:: Task prompt ::
Search the records below for the word "backbone". Copy each line where it occurs.

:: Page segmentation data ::
====

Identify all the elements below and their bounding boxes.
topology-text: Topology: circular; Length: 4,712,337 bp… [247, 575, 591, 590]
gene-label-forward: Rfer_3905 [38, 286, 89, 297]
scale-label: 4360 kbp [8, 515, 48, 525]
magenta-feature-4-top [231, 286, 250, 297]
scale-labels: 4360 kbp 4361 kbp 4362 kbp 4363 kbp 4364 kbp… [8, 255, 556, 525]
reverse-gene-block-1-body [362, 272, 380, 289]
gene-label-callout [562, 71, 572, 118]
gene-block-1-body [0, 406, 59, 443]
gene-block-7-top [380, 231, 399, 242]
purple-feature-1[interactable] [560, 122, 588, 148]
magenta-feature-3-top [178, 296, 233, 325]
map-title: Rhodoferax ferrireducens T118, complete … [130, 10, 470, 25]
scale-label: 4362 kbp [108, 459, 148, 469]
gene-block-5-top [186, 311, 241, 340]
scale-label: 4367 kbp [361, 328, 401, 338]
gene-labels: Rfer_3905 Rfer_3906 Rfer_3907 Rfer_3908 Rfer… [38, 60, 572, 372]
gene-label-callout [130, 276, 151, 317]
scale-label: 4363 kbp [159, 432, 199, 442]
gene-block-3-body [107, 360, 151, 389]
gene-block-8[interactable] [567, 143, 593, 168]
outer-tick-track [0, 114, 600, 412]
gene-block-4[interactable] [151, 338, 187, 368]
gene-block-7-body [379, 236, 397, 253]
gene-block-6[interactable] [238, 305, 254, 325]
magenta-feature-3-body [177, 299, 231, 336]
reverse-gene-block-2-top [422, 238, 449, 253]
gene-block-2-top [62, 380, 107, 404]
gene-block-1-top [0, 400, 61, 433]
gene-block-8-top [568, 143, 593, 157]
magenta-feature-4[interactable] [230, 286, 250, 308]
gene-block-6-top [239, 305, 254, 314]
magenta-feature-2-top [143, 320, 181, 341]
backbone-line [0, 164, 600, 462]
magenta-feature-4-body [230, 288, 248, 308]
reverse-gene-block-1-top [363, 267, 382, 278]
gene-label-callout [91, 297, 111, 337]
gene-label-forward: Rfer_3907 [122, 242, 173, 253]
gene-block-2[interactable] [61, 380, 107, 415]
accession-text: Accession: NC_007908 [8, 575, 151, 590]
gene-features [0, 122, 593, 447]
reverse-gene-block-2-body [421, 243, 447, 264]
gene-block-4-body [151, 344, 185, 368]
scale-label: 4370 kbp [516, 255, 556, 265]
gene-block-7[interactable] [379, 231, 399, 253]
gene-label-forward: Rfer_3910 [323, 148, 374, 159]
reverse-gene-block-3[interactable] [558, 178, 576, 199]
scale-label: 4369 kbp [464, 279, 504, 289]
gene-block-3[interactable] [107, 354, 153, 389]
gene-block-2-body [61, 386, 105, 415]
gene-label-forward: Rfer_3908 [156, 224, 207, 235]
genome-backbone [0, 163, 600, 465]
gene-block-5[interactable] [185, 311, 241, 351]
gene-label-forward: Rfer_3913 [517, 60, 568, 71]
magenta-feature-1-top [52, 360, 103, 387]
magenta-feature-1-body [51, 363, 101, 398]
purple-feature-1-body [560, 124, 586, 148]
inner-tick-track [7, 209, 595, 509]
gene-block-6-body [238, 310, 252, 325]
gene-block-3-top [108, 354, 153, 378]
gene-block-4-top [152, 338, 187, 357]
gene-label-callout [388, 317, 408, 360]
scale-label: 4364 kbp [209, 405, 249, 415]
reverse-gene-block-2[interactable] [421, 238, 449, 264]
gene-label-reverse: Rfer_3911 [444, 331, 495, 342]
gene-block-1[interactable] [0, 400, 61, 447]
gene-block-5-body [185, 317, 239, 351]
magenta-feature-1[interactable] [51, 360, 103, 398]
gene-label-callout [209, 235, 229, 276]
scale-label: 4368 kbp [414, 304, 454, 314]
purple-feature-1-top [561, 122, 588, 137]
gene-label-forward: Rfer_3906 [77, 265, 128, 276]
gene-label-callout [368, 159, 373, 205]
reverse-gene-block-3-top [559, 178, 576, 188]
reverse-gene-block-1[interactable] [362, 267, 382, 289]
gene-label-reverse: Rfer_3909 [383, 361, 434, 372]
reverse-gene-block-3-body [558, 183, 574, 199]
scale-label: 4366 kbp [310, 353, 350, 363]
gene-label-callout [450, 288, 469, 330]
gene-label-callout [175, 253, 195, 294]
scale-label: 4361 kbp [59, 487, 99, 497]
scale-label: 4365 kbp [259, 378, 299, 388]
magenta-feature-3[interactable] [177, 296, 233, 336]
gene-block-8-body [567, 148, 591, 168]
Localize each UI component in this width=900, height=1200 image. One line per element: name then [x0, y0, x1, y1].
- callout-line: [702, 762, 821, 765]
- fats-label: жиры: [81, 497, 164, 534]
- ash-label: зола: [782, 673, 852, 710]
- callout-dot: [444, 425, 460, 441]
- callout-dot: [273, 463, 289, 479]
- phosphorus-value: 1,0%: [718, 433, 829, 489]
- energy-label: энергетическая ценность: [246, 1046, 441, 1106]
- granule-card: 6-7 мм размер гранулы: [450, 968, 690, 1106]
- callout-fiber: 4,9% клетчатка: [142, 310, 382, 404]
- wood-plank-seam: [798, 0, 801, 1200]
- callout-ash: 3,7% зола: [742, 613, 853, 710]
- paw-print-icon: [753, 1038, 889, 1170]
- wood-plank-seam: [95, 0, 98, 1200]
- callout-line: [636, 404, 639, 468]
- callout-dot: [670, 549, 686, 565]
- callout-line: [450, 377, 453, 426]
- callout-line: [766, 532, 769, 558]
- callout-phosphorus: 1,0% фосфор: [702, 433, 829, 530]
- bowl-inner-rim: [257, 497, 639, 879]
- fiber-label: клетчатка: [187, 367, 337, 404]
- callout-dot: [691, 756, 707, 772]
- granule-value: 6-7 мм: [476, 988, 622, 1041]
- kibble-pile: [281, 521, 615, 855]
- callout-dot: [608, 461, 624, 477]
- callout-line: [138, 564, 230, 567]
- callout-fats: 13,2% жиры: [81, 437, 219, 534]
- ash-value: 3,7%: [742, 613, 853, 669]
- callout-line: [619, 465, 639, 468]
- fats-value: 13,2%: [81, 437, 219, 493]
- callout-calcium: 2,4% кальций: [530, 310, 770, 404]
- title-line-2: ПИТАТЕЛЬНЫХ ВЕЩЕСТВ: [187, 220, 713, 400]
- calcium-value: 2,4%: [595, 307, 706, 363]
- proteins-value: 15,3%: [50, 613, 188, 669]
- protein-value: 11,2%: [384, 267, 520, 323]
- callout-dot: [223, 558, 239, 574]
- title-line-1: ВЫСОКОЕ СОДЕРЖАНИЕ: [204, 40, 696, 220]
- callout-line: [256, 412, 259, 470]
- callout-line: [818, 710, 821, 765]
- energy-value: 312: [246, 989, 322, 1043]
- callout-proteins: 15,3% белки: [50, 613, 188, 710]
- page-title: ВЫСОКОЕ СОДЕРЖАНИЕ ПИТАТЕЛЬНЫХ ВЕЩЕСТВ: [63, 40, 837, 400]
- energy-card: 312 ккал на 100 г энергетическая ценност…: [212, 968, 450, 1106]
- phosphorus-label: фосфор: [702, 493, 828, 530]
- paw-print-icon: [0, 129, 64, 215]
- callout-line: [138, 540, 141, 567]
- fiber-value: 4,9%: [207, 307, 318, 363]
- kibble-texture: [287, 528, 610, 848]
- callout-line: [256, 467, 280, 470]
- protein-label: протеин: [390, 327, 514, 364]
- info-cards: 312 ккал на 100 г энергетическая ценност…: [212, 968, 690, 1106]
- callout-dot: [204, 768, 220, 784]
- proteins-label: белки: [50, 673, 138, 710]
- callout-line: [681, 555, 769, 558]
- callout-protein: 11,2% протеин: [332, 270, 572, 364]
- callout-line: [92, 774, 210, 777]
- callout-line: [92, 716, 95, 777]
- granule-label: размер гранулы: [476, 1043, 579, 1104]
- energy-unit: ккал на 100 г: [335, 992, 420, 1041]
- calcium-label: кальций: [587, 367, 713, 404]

====

:: Response for this exercise ::
backbone-line [0, 164, 600, 462]
genome-backbone [0, 163, 600, 465]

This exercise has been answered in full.